§ EXERCISE TASK: Return the listing below in full, with every line exactly as it is.

________________

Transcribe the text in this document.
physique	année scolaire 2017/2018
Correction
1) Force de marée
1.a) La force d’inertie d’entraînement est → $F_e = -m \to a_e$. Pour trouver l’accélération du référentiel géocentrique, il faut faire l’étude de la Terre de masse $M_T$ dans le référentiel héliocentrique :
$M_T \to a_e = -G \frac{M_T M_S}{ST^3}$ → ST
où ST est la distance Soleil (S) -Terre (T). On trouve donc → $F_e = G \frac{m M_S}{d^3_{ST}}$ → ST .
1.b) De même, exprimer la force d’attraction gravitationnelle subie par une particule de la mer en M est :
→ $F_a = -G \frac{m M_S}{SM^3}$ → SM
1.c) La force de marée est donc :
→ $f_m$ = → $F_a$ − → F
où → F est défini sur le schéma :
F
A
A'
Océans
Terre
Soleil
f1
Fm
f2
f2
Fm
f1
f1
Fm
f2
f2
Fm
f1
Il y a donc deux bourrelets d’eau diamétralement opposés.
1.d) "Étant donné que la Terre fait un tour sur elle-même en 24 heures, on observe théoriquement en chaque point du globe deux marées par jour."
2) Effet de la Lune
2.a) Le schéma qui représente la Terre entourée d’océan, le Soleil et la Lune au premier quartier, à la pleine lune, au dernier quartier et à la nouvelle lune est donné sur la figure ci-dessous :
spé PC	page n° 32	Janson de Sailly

________________

§ TASK RESPONSE:
Transcribe the text in this document.
physique	année scolaire 2017/2018
Correction
1) Force de marée
1.a) La force d’inertie d’entraînement est → $F_e = -m \to a_e$. Pour trouver l’accélération du référentiel géocentrique, il faut faire l’étude de la Terre de masse $M_T$ dans le référentiel héliocentrique :
$M_T \to a_e = -G \frac{M_T M_S}{ST^3}$ → ST
où ST est la distance Soleil (S) -Terre (T). On trouve donc → $F_e = G \frac{m M_S}{d^3_{ST}}$ → ST .
1.b) De même, exprimer la force d’attraction gravitationnelle subie par une particule de la mer en M est :
→ $F_a = -G \frac{m M_S}{SM^3}$ → SM
1.c) La force de marée est donc :
→ $f_m$ = → $F_a$ − → F
où → F est défini sur le schéma :
F
A
A'
Océans
Terre
Soleil
f1
Fm
f2
f2
Fm
f1
f1
Fm
f2
f2
Fm
f1
Il y a donc deux bourrelets d’eau diamétralement opposés.
1.d) "Étant donné que la Terre fait un tour sur elle-même en 24 heures, on observe théoriquement en chaque point du globe deux marées par jour."
2) Effet de la Lune
2.a) Le schéma qui représente la Terre entourée d’océan, le Soleil et la Lune au premier quartier, à la pleine lune, au dernier quartier et à la nouvelle lune est donné sur la figure ci-dessous :
spé PC	page n° 32	Janson de Sailly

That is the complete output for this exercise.